** Begin **

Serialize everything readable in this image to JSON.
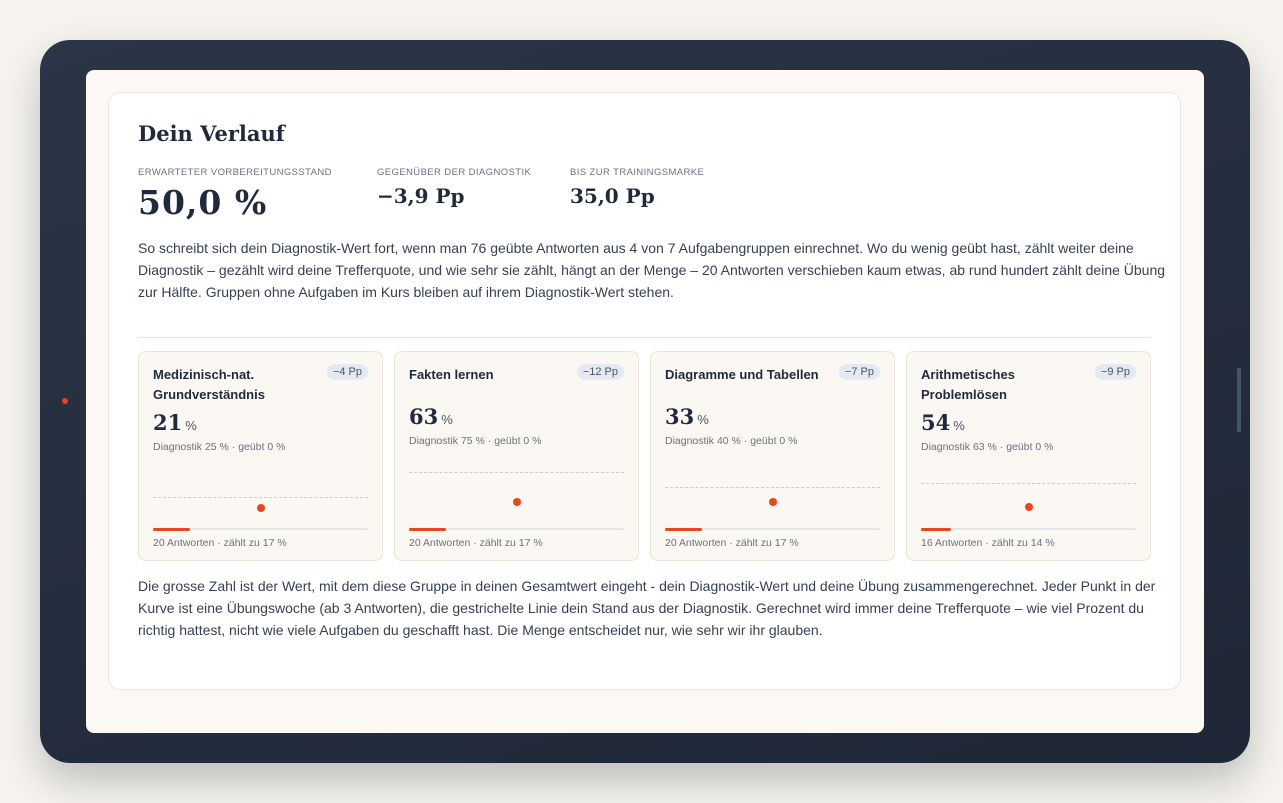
{
  "panel": {
    "title": "Dein Verlauf",
    "stats": [
      {
        "label": "ERWARTETER VORBEREITUNGSSTAND",
        "value": "50,0 %"
      },
      {
        "label": "GEGENÜBER DER DIAGNOSTIK",
        "value": "−3,9 Pp"
      },
      {
        "label": "BIS ZUR TRAININGSMARKE",
        "value": "35,0 Pp"
      }
    ],
    "intro": "So schreibt sich dein Diagnostik-Wert fort, wenn man 76 geübte Antworten aus 4 von 7 Aufgabengruppen einrechnet. Wo du wenig geübt hast, zählt weiter deine Diagnostik – gezählt wird deine Trefferquote, und wie sehr sie zählt, hängt an der Menge – 20 Antworten verschieben kaum etwas, ab rund hundert zählt deine Übung zur Hälfte. Gruppen ohne Aufgaben im Kurs bleiben auf ihrem Diagnostik-Wert stehen.",
    "outro": "Die grosse Zahl ist der Wert, mit dem diese Gruppe in deinen Gesamtwert eingeht - dein Diagnostik-Wert und deine Übung zusammengerechnet. Jeder Punkt in der Kurve ist eine Übungswoche (ab 3 Antworten), die gestrichelte Linie dein Stand aus der Diagnostik. Gerechnet wird immer deine Trefferquote – wie viel Prozent du richtig hattest, nicht wie viele Aufgaben du geschafft hast. Die Menge entscheidet nur, wie sehr wir ihr glauben."
  },
  "groups": [
    {
      "name": "Medizinisch-nat. Grundverständnis",
      "badge": "−4 Pp",
      "value": "21",
      "unit": "%",
      "sub": "Diagnostik 25 % · geübt 0 %",
      "foot": "20 Antworten · zählt zu 17 %",
      "weight": 0.17
    },
    {
      "name": "Fakten lernen",
      "badge": "−12 Pp",
      "value": "63",
      "unit": "%",
      "sub": "Diagnostik 75 % · geübt 0 %",
      "foot": "20 Antworten · zählt zu 17 %",
      "weight": 0.17
    },
    {
      "name": "Diagramme und Tabellen",
      "badge": "−7 Pp",
      "value": "33",
      "unit": "%",
      "sub": "Diagnostik 40 % · geübt 0 %",
      "foot": "20 Antworten · zählt zu 17 %",
      "weight": 0.17
    },
    {
      "name": "Arithmetisches Problemlösen",
      "badge": "−9 Pp",
      "value": "54",
      "unit": "%",
      "sub": "Diagnostik 63 % · geübt 0 %",
      "foot": "16 Antworten · zählt zu 14 %",
      "weight": 0.14
    }
  ],
  "colors": {
    "accent": "#e8461c",
    "frame": "#252e3e",
    "badge_bg": "#e6e9f2"
  }
}
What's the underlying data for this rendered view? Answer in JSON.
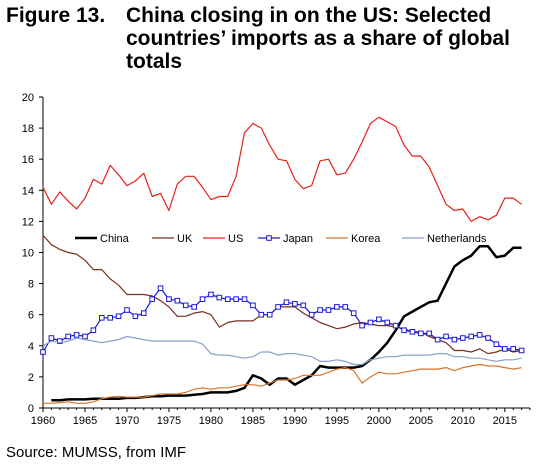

** End **

§ Required task:
Copy all the lines of data exactly as they appear, dropping any images.

§ Result for this task:
Serialize everything readable in this image to JSON.
{
  "panel": {
    "title": "Dein Verlauf",
    "stats": [
      {
        "label": "ERWARTETER VORBEREITUNGSSTAND",
        "value": "50,0 %"
      },
      {
        "label": "GEGENÜBER DER DIAGNOSTIK",
        "value": "−3,9 Pp"
      },
      {
        "label": "BIS ZUR TRAININGSMARKE",
        "value": "35,0 Pp"
      }
    ],
    "intro": "So schreibt sich dein Diagnostik-Wert fort, wenn man 76 geübte Antworten aus 4 von 7 Aufgabengruppen einrechnet. Wo du wenig geübt hast, zählt weiter deine Diagnostik – gezählt wird deine Trefferquote, und wie sehr sie zählt, hängt an der Menge – 20 Antworten verschieben kaum etwas, ab rund hundert zählt deine Übung zur Hälfte. Gruppen ohne Aufgaben im Kurs bleiben auf ihrem Diagnostik-Wert stehen.",
    "outro": "Die grosse Zahl ist der Wert, mit dem diese Gruppe in deinen Gesamtwert eingeht - dein Diagnostik-Wert und deine Übung zusammengerechnet. Jeder Punkt in der Kurve ist eine Übungswoche (ab 3 Antworten), die gestrichelte Linie dein Stand aus der Diagnostik. Gerechnet wird immer deine Trefferquote – wie viel Prozent du richtig hattest, nicht wie viele Aufgaben du geschafft hast. Die Menge entscheidet nur, wie sehr wir ihr glauben."
  },
  "groups": [
    {
      "name": "Medizinisch-nat. Grundverständnis",
      "badge": "−4 Pp",
      "value": "21",
      "unit": "%",
      "sub": "Diagnostik 25 % · geübt 0 %",
      "foot": "20 Antworten · zählt zu 17 %",
      "weight": 0.17
    },
    {
      "name": "Fakten lernen",
      "badge": "−12 Pp",
      "value": "63",
      "unit": "%",
      "sub": "Diagnostik 75 % · geübt 0 %",
      "foot": "20 Antworten · zählt zu 17 %",
      "weight": 0.17
    },
    {
      "name": "Diagramme und Tabellen",
      "badge": "−7 Pp",
      "value": "33",
      "unit": "%",
      "sub": "Diagnostik 40 % · geübt 0 %",
      "foot": "20 Antworten · zählt zu 17 %",
      "weight": 0.17
    },
    {
      "name": "Arithmetisches Problemlösen",
      "badge": "−9 Pp",
      "value": "54",
      "unit": "%",
      "sub": "Diagnostik 63 % · geübt 0 %",
      "foot": "16 Antworten · zählt zu 14 %",
      "weight": 0.14
    }
  ],
  "colors": {
    "accent": "#e8461c",
    "frame": "#252e3e",
    "badge_bg": "#e6e9f2"
  }
}
What's the underlying data for this rendered view? Answer in JSON.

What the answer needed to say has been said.